▶ **EXERCISE INSTRUCTIONS**
Return all of the data exactly, with nothing left out but the pictures.

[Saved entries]

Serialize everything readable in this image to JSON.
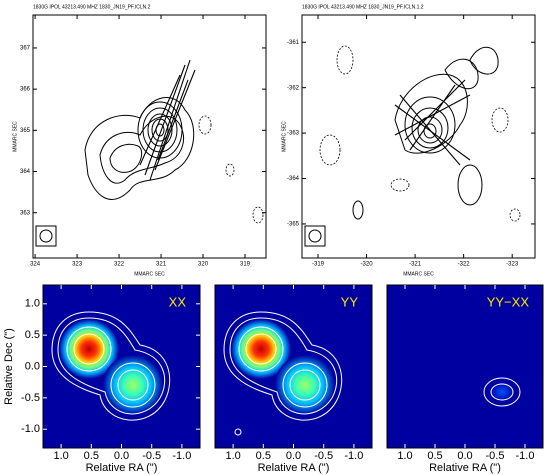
{
  "chart_data": [
    {
      "type": "contour",
      "title": "1830G    IPOL    43213.490 MHZ    1830_JN19_PF.ICLN.2",
      "xlabel": "MMARC SEC",
      "ylabel": "MMARC SEC",
      "xlim": [
        324.05,
        318.5
      ],
      "xticks": [
        324,
        323,
        322,
        321,
        320,
        319
      ],
      "ylim": [
        361.9,
        367.8
      ],
      "yticks": [
        363,
        364,
        365,
        366,
        367
      ]
    },
    {
      "type": "contour",
      "title": "1830G    IPOL    43213.490 MHZ    1830_JN19_PF.ICLN.1.2",
      "xlabel": "MMARC SEC",
      "ylabel": "MMARC SEC",
      "xlim": [
        -318.67,
        -323.47
      ],
      "xticks": [
        -319,
        -320,
        -321,
        -322,
        -323
      ],
      "ylim": [
        -365.75,
        -360.4
      ],
      "yticks": [
        -365,
        -364,
        -363,
        -362,
        -361
      ]
    },
    {
      "type": "image",
      "annotation": "XX",
      "xlabel": "Relative RA (\")",
      "ylabel": "Relative Dec (\")",
      "xlim": [
        1.3,
        -1.3
      ],
      "xticks": [
        {
          "value": 1,
          "label": "1.0"
        },
        0.5,
        {
          "value": 0,
          "label": "0.0"
        },
        -0.5,
        {
          "value": -1,
          "label": "-1.0"
        }
      ],
      "ylim": [
        -1.3,
        1.3
      ],
      "yticks": [
        {
          "value": -1,
          "label": "-1.0"
        },
        -0.5,
        {
          "value": 0,
          "label": "0.0"
        },
        0.5,
        {
          "value": 1,
          "label": "1.0"
        }
      ]
    },
    {
      "type": "image",
      "annotation": "YY",
      "xlabel": "Relative RA (\")",
      "xlim": [
        1.3,
        -1.3
      ],
      "xticks": [
        {
          "value": 1,
          "label": "1.0"
        },
        0.5,
        {
          "value": 0,
          "label": "0.0"
        },
        -0.5,
        {
          "value": -1,
          "label": "-1.0"
        }
      ],
      "ylim": [
        -1.3,
        1.3
      ]
    },
    {
      "type": "image",
      "annotation": "YY−XX",
      "xlabel": "Relative RA (\")",
      "xlim": [
        1.3,
        -1.3
      ],
      "xticks": [
        {
          "value": 1,
          "label": "1.0"
        },
        0.5,
        {
          "value": 0,
          "label": "0.0"
        },
        -0.5,
        {
          "value": -1,
          "label": "-1.0"
        }
      ],
      "ylim": [
        -1.3,
        1.3
      ]
    }
  ]
}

▶ **RESULT OF THE TASK**
Serialize everything readable in this image to JSON.
{
  "chart_data": [
    {
      "type": "contour",
      "title": "1830G    IPOL    43213.490 MHZ    1830_JN19_PF.ICLN.2",
      "xlabel": "MMARC SEC",
      "ylabel": "MMARC SEC",
      "xlim": [
        324.05,
        318.5
      ],
      "xticks": [
        324,
        323,
        322,
        321,
        320,
        319
      ],
      "ylim": [
        361.9,
        367.8
      ],
      "yticks": [
        363,
        364,
        365,
        366,
        367
      ]
    },
    {
      "type": "contour",
      "title": "1830G    IPOL    43213.490 MHZ    1830_JN19_PF.ICLN.1.2",
      "xlabel": "MMARC SEC",
      "ylabel": "MMARC SEC",
      "xlim": [
        -318.67,
        -323.47
      ],
      "xticks": [
        -319,
        -320,
        -321,
        -322,
        -323
      ],
      "ylim": [
        -365.75,
        -360.4
      ],
      "yticks": [
        -365,
        -364,
        -363,
        -362,
        -361
      ]
    },
    {
      "type": "image",
      "annotation": "XX",
      "xlabel": "Relative RA (\")",
      "ylabel": "Relative Dec (\")",
      "xlim": [
        1.3,
        -1.3
      ],
      "xticks": [
        {
          "value": 1,
          "label": "1.0"
        },
        0.5,
        {
          "value": 0,
          "label": "0.0"
        },
        -0.5,
        {
          "value": -1,
          "label": "-1.0"
        }
      ],
      "ylim": [
        -1.3,
        1.3
      ],
      "yticks": [
        {
          "value": -1,
          "label": "-1.0"
        },
        -0.5,
        {
          "value": 0,
          "label": "0.0"
        },
        0.5,
        {
          "value": 1,
          "label": "1.0"
        }
      ]
    },
    {
      "type": "image",
      "annotation": "YY",
      "xlabel": "Relative RA (\")",
      "xlim": [
        1.3,
        -1.3
      ],
      "xticks": [
        {
          "value": 1,
          "label": "1.0"
        },
        0.5,
        {
          "value": 0,
          "label": "0.0"
        },
        -0.5,
        {
          "value": -1,
          "label": "-1.0"
        }
      ],
      "ylim": [
        -1.3,
        1.3
      ]
    },
    {
      "type": "image",
      "annotation": "YY−XX",
      "xlabel": "Relative RA (\")",
      "xlim": [
        1.3,
        -1.3
      ],
      "xticks": [
        {
          "value": 1,
          "label": "1.0"
        },
        0.5,
        {
          "value": 0,
          "label": "0.0"
        },
        -0.5,
        {
          "value": -1,
          "label": "-1.0"
        }
      ],
      "ylim": [
        -1.3,
        1.3
      ]
    }
  ]
}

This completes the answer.